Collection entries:
☆ ☆ ☆ ☆ ☆ ☆ ☆

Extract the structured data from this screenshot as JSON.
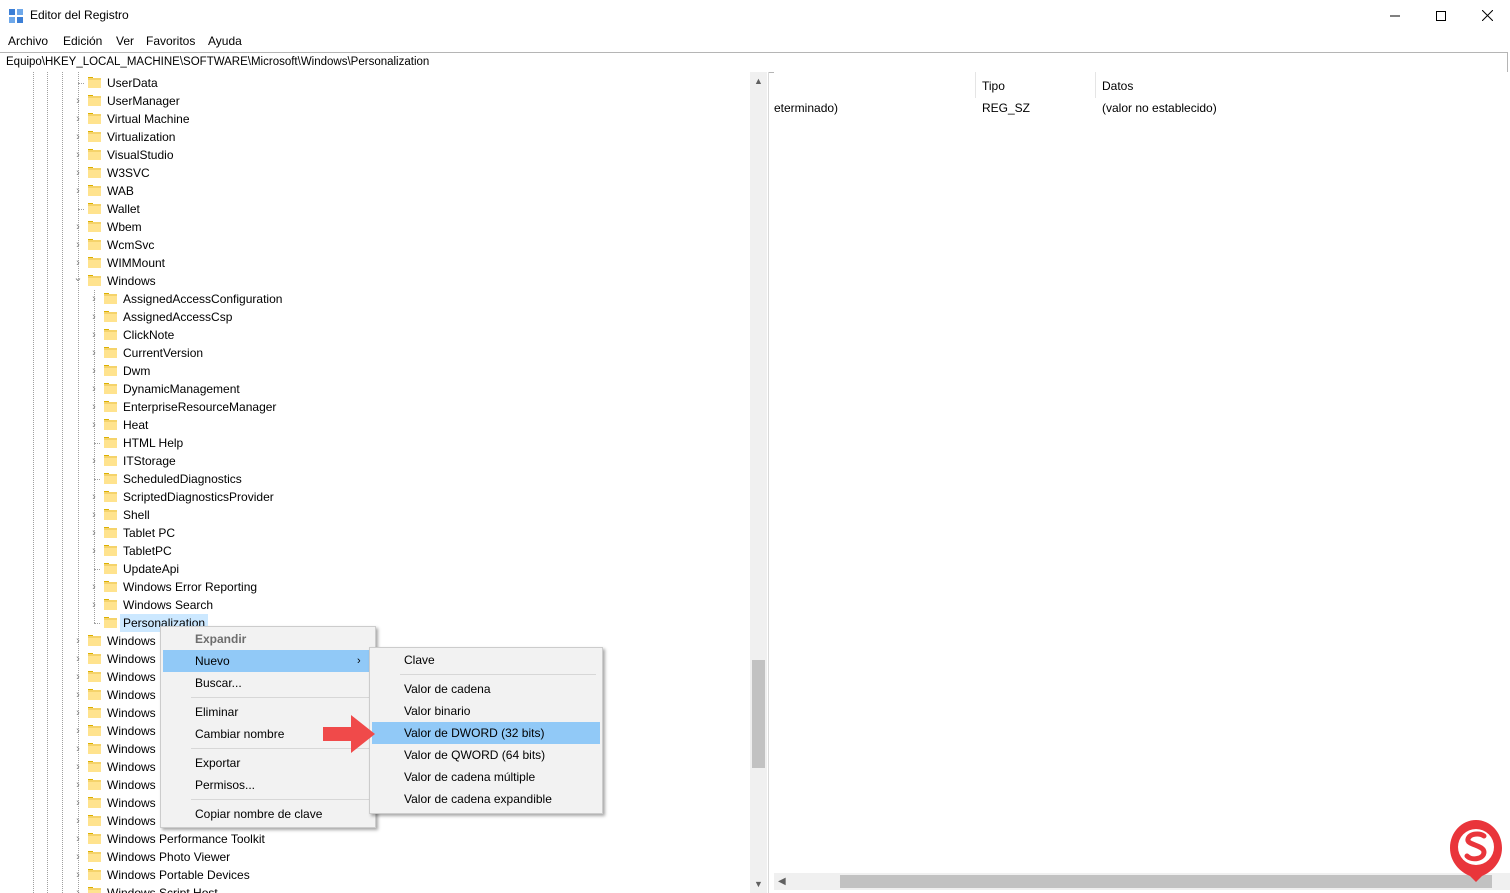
{
  "window": {
    "title": "Editor del Registro",
    "icon": "registry-icon",
    "buttons": [
      "minimize-icon",
      "maximize-icon",
      "close-icon"
    ]
  },
  "menubar": {
    "items": [
      "Archivo",
      "Edición",
      "Ver",
      "Favoritos",
      "Ayuda"
    ]
  },
  "address": {
    "path": "Equipo\\HKEY_LOCAL_MACHINE\\SOFTWARE\\Microsoft\\Windows\\Personalization"
  },
  "tree": {
    "items": [
      {
        "label": "UserData",
        "level": 1,
        "expander": "none"
      },
      {
        "label": "UserManager",
        "level": 1,
        "expander": "collapsed"
      },
      {
        "label": "Virtual Machine",
        "level": 1,
        "expander": "collapsed"
      },
      {
        "label": "Virtualization",
        "level": 1,
        "expander": "collapsed"
      },
      {
        "label": "VisualStudio",
        "level": 1,
        "expander": "collapsed"
      },
      {
        "label": "W3SVC",
        "level": 1,
        "expander": "collapsed"
      },
      {
        "label": "WAB",
        "level": 1,
        "expander": "collapsed"
      },
      {
        "label": "Wallet",
        "level": 1,
        "expander": "none"
      },
      {
        "label": "Wbem",
        "level": 1,
        "expander": "collapsed"
      },
      {
        "label": "WcmSvc",
        "level": 1,
        "expander": "collapsed"
      },
      {
        "label": "WIMMount",
        "level": 1,
        "expander": "collapsed"
      },
      {
        "label": "Windows",
        "level": 1,
        "expander": "expanded"
      },
      {
        "label": "AssignedAccessConfiguration",
        "level": 2,
        "expander": "collapsed"
      },
      {
        "label": "AssignedAccessCsp",
        "level": 2,
        "expander": "collapsed"
      },
      {
        "label": "ClickNote",
        "level": 2,
        "expander": "collapsed"
      },
      {
        "label": "CurrentVersion",
        "level": 2,
        "expander": "collapsed"
      },
      {
        "label": "Dwm",
        "level": 2,
        "expander": "collapsed"
      },
      {
        "label": "DynamicManagement",
        "level": 2,
        "expander": "collapsed"
      },
      {
        "label": "EnterpriseResourceManager",
        "level": 2,
        "expander": "collapsed"
      },
      {
        "label": "Heat",
        "level": 2,
        "expander": "collapsed"
      },
      {
        "label": "HTML Help",
        "level": 2,
        "expander": "none"
      },
      {
        "label": "ITStorage",
        "level": 2,
        "expander": "collapsed"
      },
      {
        "label": "ScheduledDiagnostics",
        "level": 2,
        "expander": "none"
      },
      {
        "label": "ScriptedDiagnosticsProvider",
        "level": 2,
        "expander": "collapsed"
      },
      {
        "label": "Shell",
        "level": 2,
        "expander": "collapsed"
      },
      {
        "label": "Tablet PC",
        "level": 2,
        "expander": "collapsed"
      },
      {
        "label": "TabletPC",
        "level": 2,
        "expander": "collapsed"
      },
      {
        "label": "UpdateApi",
        "level": 2,
        "expander": "none"
      },
      {
        "label": "Windows Error Reporting",
        "level": 2,
        "expander": "collapsed"
      },
      {
        "label": "Windows Search",
        "level": 2,
        "expander": "collapsed"
      },
      {
        "label": "Personalization",
        "level": 2,
        "expander": "none",
        "selected": true
      },
      {
        "label": "Windows",
        "level": 1,
        "expander": "collapsed"
      },
      {
        "label": "Windows",
        "level": 1,
        "expander": "collapsed"
      },
      {
        "label": "Windows",
        "level": 1,
        "expander": "collapsed"
      },
      {
        "label": "Windows",
        "level": 1,
        "expander": "collapsed"
      },
      {
        "label": "Windows",
        "level": 1,
        "expander": "collapsed"
      },
      {
        "label": "Windows",
        "level": 1,
        "expander": "collapsed"
      },
      {
        "label": "Windows",
        "level": 1,
        "expander": "collapsed"
      },
      {
        "label": "Windows",
        "level": 1,
        "expander": "collapsed"
      },
      {
        "label": "Windows",
        "level": 1,
        "expander": "collapsed"
      },
      {
        "label": "Windows",
        "level": 1,
        "expander": "collapsed"
      },
      {
        "label": "Windows",
        "level": 1,
        "expander": "collapsed"
      },
      {
        "label": "Windows Performance Toolkit",
        "level": 1,
        "expander": "collapsed"
      },
      {
        "label": "Windows Photo Viewer",
        "level": 1,
        "expander": "collapsed"
      },
      {
        "label": "Windows Portable Devices",
        "level": 1,
        "expander": "collapsed"
      },
      {
        "label": "Windows Script Host",
        "level": 1,
        "expander": "collapsed"
      }
    ]
  },
  "values": {
    "columns": {
      "name": "",
      "type": "Tipo",
      "data": "Datos"
    },
    "rows": [
      {
        "name": "eterminado)",
        "type": "REG_SZ",
        "data": "(valor no establecido)"
      }
    ]
  },
  "context_menu": {
    "items": [
      {
        "label": "Expandir",
        "state": "disabled"
      },
      {
        "label": "Nuevo",
        "state": "highlighted",
        "submenu": true
      },
      {
        "label": "Buscar..."
      },
      {
        "label": "Eliminar"
      },
      {
        "label": "Cambiar nombre"
      },
      {
        "label": "Exportar"
      },
      {
        "label": "Permisos..."
      },
      {
        "label": "Copiar nombre de clave"
      }
    ]
  },
  "submenu": {
    "items": [
      {
        "label": "Clave"
      },
      {
        "label": "Valor de cadena"
      },
      {
        "label": "Valor binario"
      },
      {
        "label": "Valor de DWORD (32 bits)",
        "state": "highlighted"
      },
      {
        "label": "Valor de QWORD (64 bits)"
      },
      {
        "label": "Valor de cadena múltiple"
      },
      {
        "label": "Valor de cadena expandible"
      }
    ]
  },
  "colors": {
    "selection": "#cce8ff",
    "menu_highlight": "#91c9f7",
    "pointer_arrow": "#f04a4a",
    "logo_circle": "#e9353b",
    "folder": "#f5d36a"
  }
}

☆ ☆ ☆ ☆ ☆ ☆ ☆

Task directions: Check each line above for "bits" and return the ones that have it.

Complete answer:
        "label": "Valor de DWORD (32 bits)",
        "label": "Valor de QWORD (64 bits)"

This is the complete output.